OPINION No. 04-10-00424-CR

Lance William COOKSEY, Appellant

v.

The STATE of Texas, Appellee

From the 216th Judicial District Court, Kerr County, Texas Trial Court No. A07334 Honorable N. Keith Williams, Judge Presiding

Opinion by: Sandee Bryan Marion, Justice Concurring Opinion by: Marialyn Barnard, Justice

Sitting: Sandee Bryan Marion, Justice Rebecca Simmons, Justice Marialyn Barnard, Justice

Delivered and Filed: May 11, 2011

REVERSED AND REMANDED

Appellant, Lance William Cooksey, pleaded “no contest” to the offense of possession of

marijuana in an amount more than four ounces but less than five pounds and received five years’

deferred adjudication probation and a five hundred dollar fine. He appeals the trial court’s order

denying a pretrial motion to suppress evidence. We reverse and remand. 04-10-00424-CR

BACKGROUND

On May 31, 2007, Sergeant Ken Clegghorn of the Kerrville Police Department informed

Kerr County Sheriff’s Lieutenant Bill Hill that a confidential informant said appellant was

growing marijuana at his home in Center Point, Texas. Sergeant Clegghorn told Lieutenant Hill

the confidential informant was both credible and reliable. Acting solely on the information from

Sergeant Clegghorn and without obtaining a search warrant, Lieutenant Hill, Deputy Sheriff

Vince Isley, and Sheriff’s Narcotics Investigator Danny Monk drove out to appellant’s home to

conduct a “knock and talk” investigation. Lieutenant Hill testified the purpose of the knock and

talk was “to go to that location and see if we could get consent to search.” When asked why he

did not obtain a search warrant, Lieutenant Hill testified: “Because, number one, I didn’t know

that individual who [gave] this information. I didn’t feel comfortable writing a search warrant

based on that information.”
————————
## TASK PROMPT
Reproduce the court opinion above word for word, from start to finish.

## STORED DATA
————————
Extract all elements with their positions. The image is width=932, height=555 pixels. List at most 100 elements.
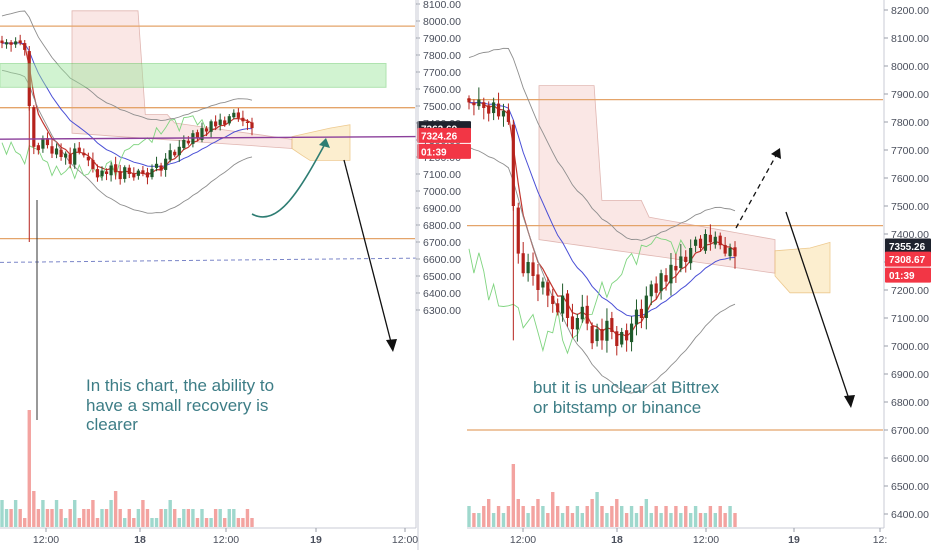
————————
## FINISHED EXERCISE
OPINION No. 04-10-00424-CR

Lance William COOKSEY, Appellant

v.

The STATE of Texas, Appellee

From the 216th Judicial District Court, Kerr County, Texas Trial Court No. A07334 Honorable N. Keith Williams, Judge Presiding

Opinion by: Sandee Bryan Marion, Justice Concurring Opinion by: Marialyn Barnard, Justice

Sitting: Sandee Bryan Marion, Justice Rebecca Simmons, Justice Marialyn Barnard, Justice

Delivered and Filed: May 11, 2011

REVERSED AND REMANDED

Appellant, Lance William Cooksey, pleaded “no contest” to the offense of possession of

marijuana in an amount more than four ounces but less than five pounds and received five years’

deferred adjudication probation and a five hundred dollar fine. He appeals the trial court’s order

denying a pretrial motion to suppress evidence. We reverse and remand. 04-10-00424-CR

BACKGROUND

On May 31, 2007, Sergeant Ken Clegghorn of the Kerrville Police Department informed

Kerr County Sheriff’s Lieutenant Bill Hill that a confidential informant said appellant was

growing marijuana at his home in Center Point, Texas. Sergeant Clegghorn told Lieutenant Hill

the confidential informant was both credible and reliable. Acting solely on the information from

Sergeant Clegghorn and without obtaining a search warrant, Lieutenant Hill, Deputy Sheriff

Vince Isley, and Sheriff’s Narcotics Investigator Danny Monk drove out to appellant’s home to

conduct a “knock and talk” investigation. Lieutenant Hill testified the purpose of the knock and

talk was “to go to that location and see if we could get consent to search.” When asked why he

did not obtain a search warrant, Lieutenant Hill testified: “Because, number one, I didn’t know

that individual who [gave] this information. I didn’t feel comfortable writing a search warrant

based on that information.”